▶ **Task details**: The data below must be copied in full and without any change.

Collection entries
--------

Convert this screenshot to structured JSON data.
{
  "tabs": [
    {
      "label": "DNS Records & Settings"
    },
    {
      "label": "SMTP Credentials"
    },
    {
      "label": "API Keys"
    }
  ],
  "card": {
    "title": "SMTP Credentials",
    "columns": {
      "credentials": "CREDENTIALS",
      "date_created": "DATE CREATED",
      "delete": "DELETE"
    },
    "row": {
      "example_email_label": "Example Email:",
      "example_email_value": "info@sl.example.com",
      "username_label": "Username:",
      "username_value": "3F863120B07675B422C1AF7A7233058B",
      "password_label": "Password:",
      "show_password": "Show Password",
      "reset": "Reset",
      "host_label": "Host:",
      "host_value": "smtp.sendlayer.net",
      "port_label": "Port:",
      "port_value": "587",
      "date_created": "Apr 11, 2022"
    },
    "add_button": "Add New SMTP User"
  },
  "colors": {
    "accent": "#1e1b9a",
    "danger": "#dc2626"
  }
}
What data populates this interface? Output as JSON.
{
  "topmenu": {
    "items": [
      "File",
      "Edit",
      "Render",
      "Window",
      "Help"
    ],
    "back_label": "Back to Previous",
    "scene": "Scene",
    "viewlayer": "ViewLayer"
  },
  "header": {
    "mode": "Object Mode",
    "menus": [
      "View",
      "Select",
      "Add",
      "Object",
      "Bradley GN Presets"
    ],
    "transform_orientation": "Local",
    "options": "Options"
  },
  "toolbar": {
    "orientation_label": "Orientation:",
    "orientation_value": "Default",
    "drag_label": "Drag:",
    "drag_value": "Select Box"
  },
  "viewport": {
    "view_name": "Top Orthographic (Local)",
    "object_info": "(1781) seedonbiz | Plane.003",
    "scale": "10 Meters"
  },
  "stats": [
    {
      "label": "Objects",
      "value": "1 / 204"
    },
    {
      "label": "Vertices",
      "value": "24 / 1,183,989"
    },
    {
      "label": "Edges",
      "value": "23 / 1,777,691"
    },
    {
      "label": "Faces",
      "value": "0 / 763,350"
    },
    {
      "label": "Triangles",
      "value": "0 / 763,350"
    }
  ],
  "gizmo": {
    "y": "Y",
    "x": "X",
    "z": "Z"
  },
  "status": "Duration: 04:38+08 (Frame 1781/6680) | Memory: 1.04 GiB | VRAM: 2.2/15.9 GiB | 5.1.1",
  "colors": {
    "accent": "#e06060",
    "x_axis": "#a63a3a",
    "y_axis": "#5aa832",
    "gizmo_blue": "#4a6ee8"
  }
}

--------

▶ **Task response**:
Convert this screenshot to structured JSON data.
{
  "tabs": [
    {
      "label": "DNS Records & Settings"
    },
    {
      "label": "SMTP Credentials"
    },
    {
      "label": "API Keys"
    }
  ],
  "card": {
    "title": "SMTP Credentials",
    "columns": {
      "credentials": "CREDENTIALS",
      "date_created": "DATE CREATED",
      "delete": "DELETE"
    },
    "row": {
      "example_email_label": "Example Email:",
      "example_email_value": "info@sl.example.com",
      "username_label": "Username:",
      "username_value": "3F863120B07675B422C1AF7A7233058B",
      "password_label": "Password:",
      "show_password": "Show Password",
      "reset": "Reset",
      "host_label": "Host:",
      "host_value": "smtp.sendlayer.net",
      "port_label": "Port:",
      "port_value": "587",
      "date_created": "Apr 11, 2022"
    },
    "add_button": "Add New SMTP User"
  },
  "colors": {
    "accent": "#1e1b9a",
    "danger": "#dc2626"
  }
}
What data populates this interface? Output as JSON.
{
  "topmenu": {
    "items": [
      "File",
      "Edit",
      "Render",
      "Window",
      "Help"
    ],
    "back_label": "Back to Previous",
    "scene": "Scene",
    "viewlayer": "ViewLayer"
  },
  "header": {
    "mode": "Object Mode",
    "menus": [
      "View",
      "Select",
      "Add",
      "Object",
      "Bradley GN Presets"
    ],
    "transform_orientation": "Local",
    "options": "Options"
  },
  "toolbar": {
    "orientation_label": "Orientation:",
    "orientation_value": "Default",
    "drag_label": "Drag:",
    "drag_value": "Select Box"
  },
  "viewport": {
    "view_name": "Top Orthographic (Local)",
    "object_info": "(1781) seedonbiz | Plane.003",
    "scale": "10 Meters"
  },
  "stats": [
    {
      "label": "Objects",
      "value": "1 / 204"
    },
    {
      "label": "Vertices",
      "value": "24 / 1,183,989"
    },
    {
      "label": "Edges",
      "value": "23 / 1,777,691"
    },
    {
      "label": "Faces",
      "value": "0 / 763,350"
    },
    {
      "label": "Triangles",
      "value": "0 / 763,350"
    }
  ],
  "gizmo": {
    "y": "Y",
    "x": "X",
    "z": "Z"
  },
  "status": "Duration: 04:38+08 (Frame 1781/6680) | Memory: 1.04 GiB | VRAM: 2.2/15.9 GiB | 5.1.1",
  "colors": {
    "accent": "#e06060",
    "x_axis": "#a63a3a",
    "y_axis": "#5aa832",
    "gizmo_blue": "#4a6ee8"
  }
}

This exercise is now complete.